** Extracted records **
## begin

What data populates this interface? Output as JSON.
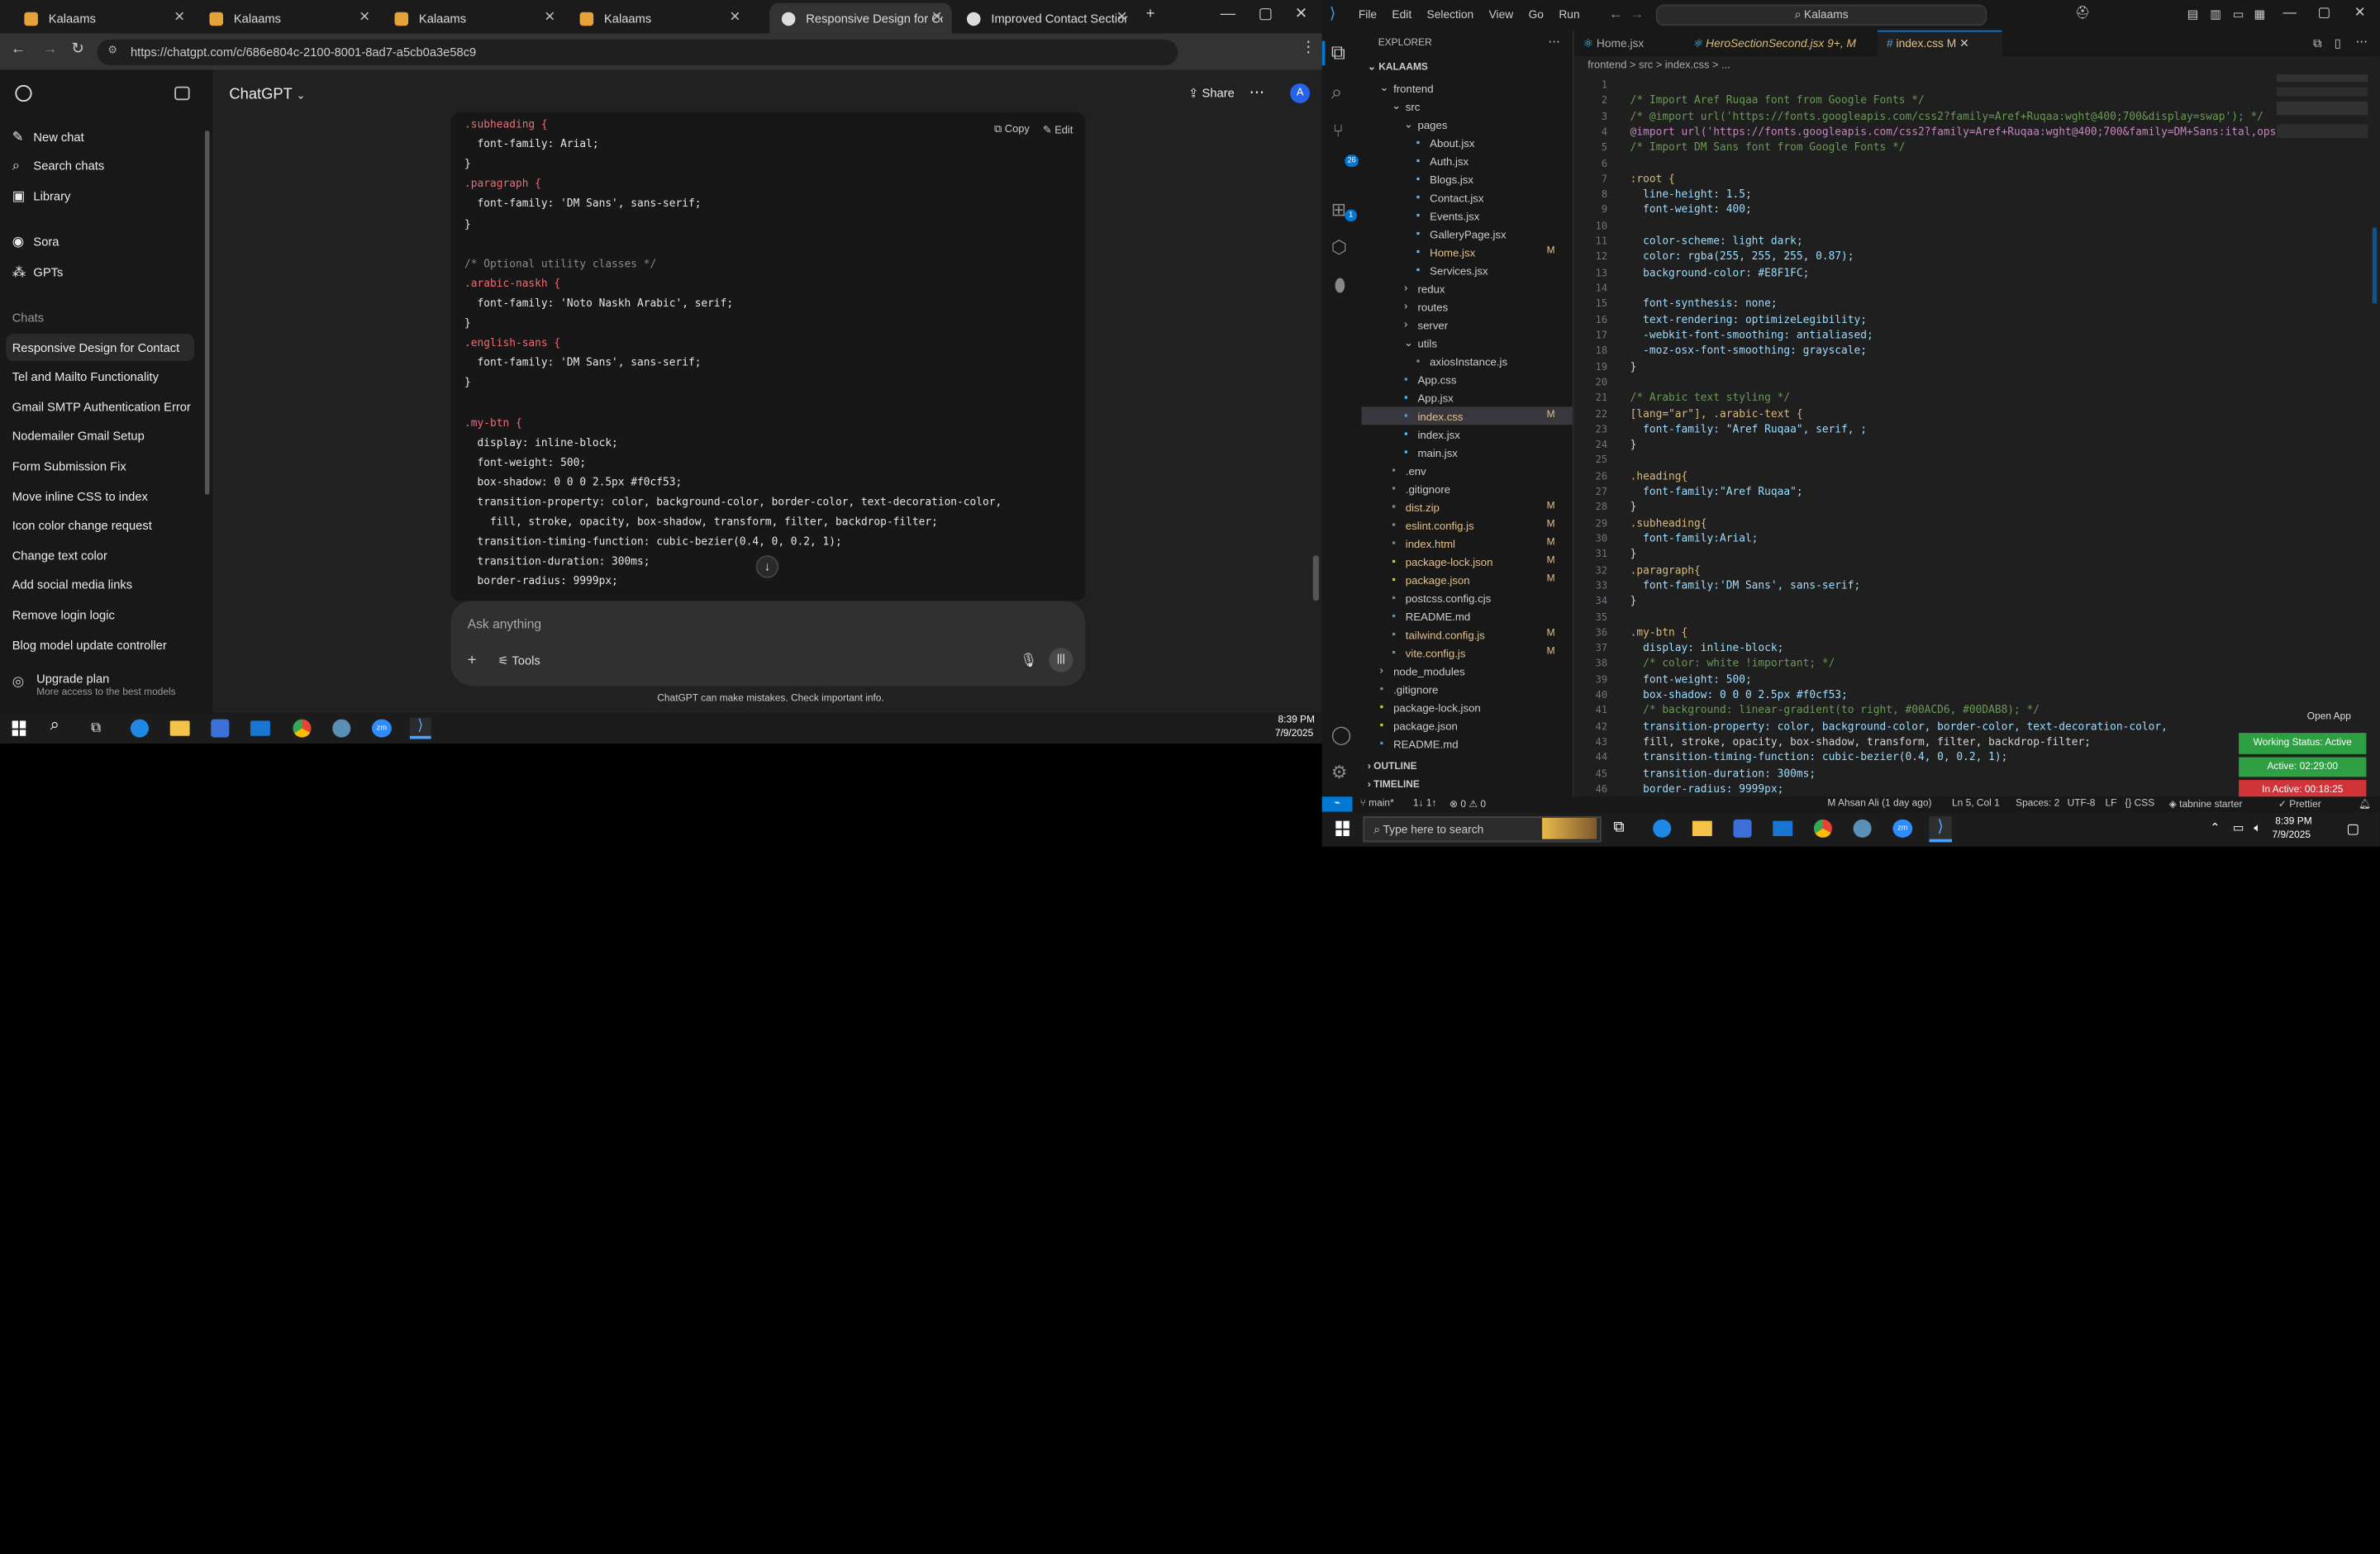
{
  "browser": {
    "tabs": [
      {
        "label": "Kalaams"
      },
      {
        "label": "Kalaams"
      },
      {
        "label": "Kalaams"
      },
      {
        "label": "Kalaams"
      },
      {
        "label": "Responsive Design for Conta"
      },
      {
        "label": "Improved Contact Section St"
      }
    ],
    "url": "https://chatgpt.com/c/686e804c-2100-8001-8ad7-a5cb0a3e58c9"
  },
  "chatgpt": {
    "brand": "ChatGPT",
    "share_label": "Share",
    "avatar": "A",
    "nav": [
      {
        "label": "New chat"
      },
      {
        "label": "Search chats"
      },
      {
        "label": "Library"
      },
      {
        "label": "Sora"
      },
      {
        "label": "GPTs"
      }
    ],
    "chats_heading": "Chats",
    "chats": [
      "Responsive Design for Contact",
      "Tel and Mailto Functionality",
      "Gmail SMTP Authentication Error",
      "Nodemailer Gmail Setup",
      "Form Submission Fix",
      "Move inline CSS to index",
      "Icon color change request",
      "Change text color",
      "Add social media links",
      "Remove login logic",
      "Blog model update controller"
    ],
    "upgrade_title": "Upgrade plan",
    "upgrade_sub": "More access to the best models",
    "copy_label": "Copy",
    "edit_label": "Edit",
    "ask_placeholder": "Ask anything",
    "tools_label": "Tools",
    "disclaimer": "ChatGPT can make mistakes. Check important info."
  },
  "code_lines": [
    ".subheading {",
    "  font-family: Arial;",
    "}",
    ".paragraph {",
    "  font-family: 'DM Sans', sans-serif;",
    "}",
    "",
    "/* Optional utility classes */",
    ".arabic-naskh {",
    "  font-family: 'Noto Naskh Arabic', serif;",
    "}",
    ".english-sans {",
    "  font-family: 'DM Sans', sans-serif;",
    "}",
    "",
    ".my-btn {",
    "  display: inline-block;",
    "  font-weight: 500;",
    "  box-shadow: 0 0 0 2.5px #f0cf53;",
    "  transition-property: color, background-color, border-color, text-decoration-color,",
    "    fill, stroke, opacity, box-shadow, transform, filter, backdrop-filter;",
    "  transition-timing-function: cubic-bezier(0.4, 0, 0.2, 1);",
    "  transition-duration: 300ms;",
    "  border-radius: 9999px;"
  ],
  "taskbar_left": {
    "time": "8:39 PM",
    "date": "7/9/2025"
  },
  "vscode": {
    "menu": [
      "File",
      "Edit",
      "Selection",
      "View",
      "Go",
      "Run"
    ],
    "search": "Kalaams",
    "tabs": [
      {
        "label": "Home.jsx"
      },
      {
        "label": "HeroSectionSecond.jsx",
        "status": "9+, M"
      },
      {
        "label": "index.css",
        "status": "M"
      }
    ],
    "breadcrumb": "frontend > src > index.css > ...",
    "explorer_title": "EXPLORER",
    "root": "KALAAMS",
    "tree": [
      {
        "label": "frontend",
        "indent": 1,
        "type": "folder-open"
      },
      {
        "label": "src",
        "indent": 2,
        "type": "folder-open"
      },
      {
        "label": "pages",
        "indent": 3,
        "type": "folder-open"
      },
      {
        "label": "About.jsx",
        "indent": 4,
        "type": "file"
      },
      {
        "label": "Auth.jsx",
        "indent": 4,
        "type": "file"
      },
      {
        "label": "Blogs.jsx",
        "indent": 4,
        "type": "file"
      },
      {
        "label": "Contact.jsx",
        "indent": 4,
        "type": "file"
      },
      {
        "label": "Events.jsx",
        "indent": 4,
        "type": "file"
      },
      {
        "label": "GalleryPage.jsx",
        "indent": 4,
        "type": "file"
      },
      {
        "label": "Home.jsx",
        "indent": 4,
        "type": "file",
        "badge": "M"
      },
      {
        "label": "Services.jsx",
        "indent": 4,
        "type": "file"
      },
      {
        "label": "redux",
        "indent": 3,
        "type": "folder"
      },
      {
        "label": "routes",
        "indent": 3,
        "type": "folder"
      },
      {
        "label": "server",
        "indent": 3,
        "type": "folder"
      },
      {
        "label": "utils",
        "indent": 3,
        "type": "folder-open"
      },
      {
        "label": "axiosInstance.js",
        "indent": 4,
        "type": "file"
      },
      {
        "label": "App.css",
        "indent": 3,
        "type": "file"
      },
      {
        "label": "App.jsx",
        "indent": 3,
        "type": "file"
      },
      {
        "label": "index.css",
        "indent": 3,
        "type": "file",
        "badge": "M",
        "selected": true
      },
      {
        "label": "index.jsx",
        "indent": 3,
        "type": "file"
      },
      {
        "label": "main.jsx",
        "indent": 3,
        "type": "file"
      },
      {
        "label": ".env",
        "indent": 2,
        "type": "file"
      },
      {
        "label": ".gitignore",
        "indent": 2,
        "type": "file"
      },
      {
        "label": "dist.zip",
        "indent": 2,
        "type": "file",
        "badge": "M"
      },
      {
        "label": "eslint.config.js",
        "indent": 2,
        "type": "file",
        "badge": "M"
      },
      {
        "label": "index.html",
        "indent": 2,
        "type": "file",
        "badge": "M"
      },
      {
        "label": "package-lock.json",
        "indent": 2,
        "type": "file",
        "badge": "M"
      },
      {
        "label": "package.json",
        "indent": 2,
        "type": "file",
        "badge": "M"
      },
      {
        "label": "postcss.config.cjs",
        "indent": 2,
        "type": "file"
      },
      {
        "label": "README.md",
        "indent": 2,
        "type": "file"
      },
      {
        "label": "tailwind.config.js",
        "indent": 2,
        "type": "file",
        "badge": "M"
      },
      {
        "label": "vite.config.js",
        "indent": 2,
        "type": "file",
        "badge": "M"
      },
      {
        "label": "node_modules",
        "indent": 1,
        "type": "folder"
      },
      {
        "label": ".gitignore",
        "indent": 1,
        "type": "file"
      },
      {
        "label": "package-lock.json",
        "indent": 1,
        "type": "file"
      },
      {
        "label": "package.json",
        "indent": 1,
        "type": "file"
      },
      {
        "label": "README.md",
        "indent": 1,
        "type": "file"
      }
    ],
    "outline": "OUTLINE",
    "timeline": "TIMELINE",
    "editor_lines": [
      {
        "n": 1,
        "t": ""
      },
      {
        "n": 2,
        "t": "/* Import Aref Ruqaa font from Google Fonts */"
      },
      {
        "n": 3,
        "t": "/* @import url('https://fonts.googleapis.com/css2?family=Aref+Ruqaa:wght@400;700&display=swap'); */"
      },
      {
        "n": 4,
        "t": "@import url('https://fonts.googleapis.com/css2?family=Aref+Ruqaa:wght@400;700&family=DM+Sans:ital,ops"
      },
      {
        "n": 5,
        "t": "/* Import DM Sans font from Google Fonts */"
      },
      {
        "n": 6,
        "t": ""
      },
      {
        "n": 7,
        "t": ":root {"
      },
      {
        "n": 8,
        "t": "  line-height: 1.5;"
      },
      {
        "n": 9,
        "t": "  font-weight: 400;"
      },
      {
        "n": 10,
        "t": ""
      },
      {
        "n": 11,
        "t": "  color-scheme: light dark;"
      },
      {
        "n": 12,
        "t": "  color: rgba(255, 255, 255, 0.87);"
      },
      {
        "n": 13,
        "t": "  background-color: #E8F1FC;"
      },
      {
        "n": 14,
        "t": ""
      },
      {
        "n": 15,
        "t": "  font-synthesis: none;"
      },
      {
        "n": 16,
        "t": "  text-rendering: optimizeLegibility;"
      },
      {
        "n": 17,
        "t": "  -webkit-font-smoothing: antialiased;"
      },
      {
        "n": 18,
        "t": "  -moz-osx-font-smoothing: grayscale;"
      },
      {
        "n": 19,
        "t": "}"
      },
      {
        "n": 20,
        "t": ""
      },
      {
        "n": 21,
        "t": "/* Arabic text styling */"
      },
      {
        "n": 22,
        "t": "[lang=\"ar\"], .arabic-text {"
      },
      {
        "n": 23,
        "t": "  font-family: \"Aref Ruqaa\", serif, ;"
      },
      {
        "n": 24,
        "t": "}"
      },
      {
        "n": 25,
        "t": ""
      },
      {
        "n": 26,
        "t": ".heading{"
      },
      {
        "n": 27,
        "t": "  font-family:\"Aref Ruqaa\";"
      },
      {
        "n": 28,
        "t": "}"
      },
      {
        "n": 29,
        "t": ".subheading{"
      },
      {
        "n": 30,
        "t": "  font-family:Arial;"
      },
      {
        "n": 31,
        "t": "}"
      },
      {
        "n": 32,
        "t": ".paragraph{"
      },
      {
        "n": 33,
        "t": "  font-family:'DM Sans', sans-serif;"
      },
      {
        "n": 34,
        "t": "}"
      },
      {
        "n": 35,
        "t": ""
      },
      {
        "n": 36,
        "t": ".my-btn {"
      },
      {
        "n": 37,
        "t": "  display: inline-block;"
      },
      {
        "n": 38,
        "t": "  /* color: white !important; */"
      },
      {
        "n": 39,
        "t": "  font-weight: 500;"
      },
      {
        "n": 40,
        "t": "  box-shadow: 0 0 0 2.5px #f0cf53;"
      },
      {
        "n": 41,
        "t": "  /* background: linear-gradient(to right, #00ACD6, #00DAB8); */"
      },
      {
        "n": 42,
        "t": "  transition-property: color, background-color, border-color, text-decoration-color,"
      },
      {
        "n": 43,
        "t": "  fill, stroke, opacity, box-shadow, transform, filter, backdrop-filter;"
      },
      {
        "n": 44,
        "t": "  transition-timing-function: cubic-bezier(0.4, 0, 0.2, 1);"
      },
      {
        "n": 45,
        "t": "  transition-duration: 300ms;"
      },
      {
        "n": 46,
        "t": "  border-radius: 9999px;"
      }
    ],
    "open_app": "Open App",
    "working_status": "Working Status: Active",
    "active_time": "Active: 02:29:00",
    "inactive_time": "In Active: 00:18:25",
    "status": {
      "branch": "main*",
      "sync": "1↓ 1↑",
      "problems": "⊗ 0 ⚠ 0",
      "blame": "M Ahsan Ali (1 day ago)",
      "position": "Ln 5, Col 1",
      "spaces": "Spaces: 2",
      "encoding": "UTF-8",
      "eol": "LF",
      "language": "CSS",
      "tabnine": "tabnine starter",
      "prettier": "Prettier"
    }
  },
  "taskbar_right": {
    "search_placeholder": "Type here to search",
    "time": "8:39 PM",
    "date": "7/9/2025"
  },
  "colors": {
    "chat_bg": "#212121",
    "sidebar_bg": "#181818",
    "vscode_bg": "#1f1f1f",
    "accent_blue": "#0078d4",
    "working_green": "#2ea043",
    "inactive_red": "#d13438"
  }
}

## end

** Task instructions **
In the material above, find each line that contains the word "property", and select it.

** The solution **
    "  transition-property: color, background-color, border-color, text-decoration-color,",
        "t": "  transition-property: color, background-color, border-color, text-decoration-color,"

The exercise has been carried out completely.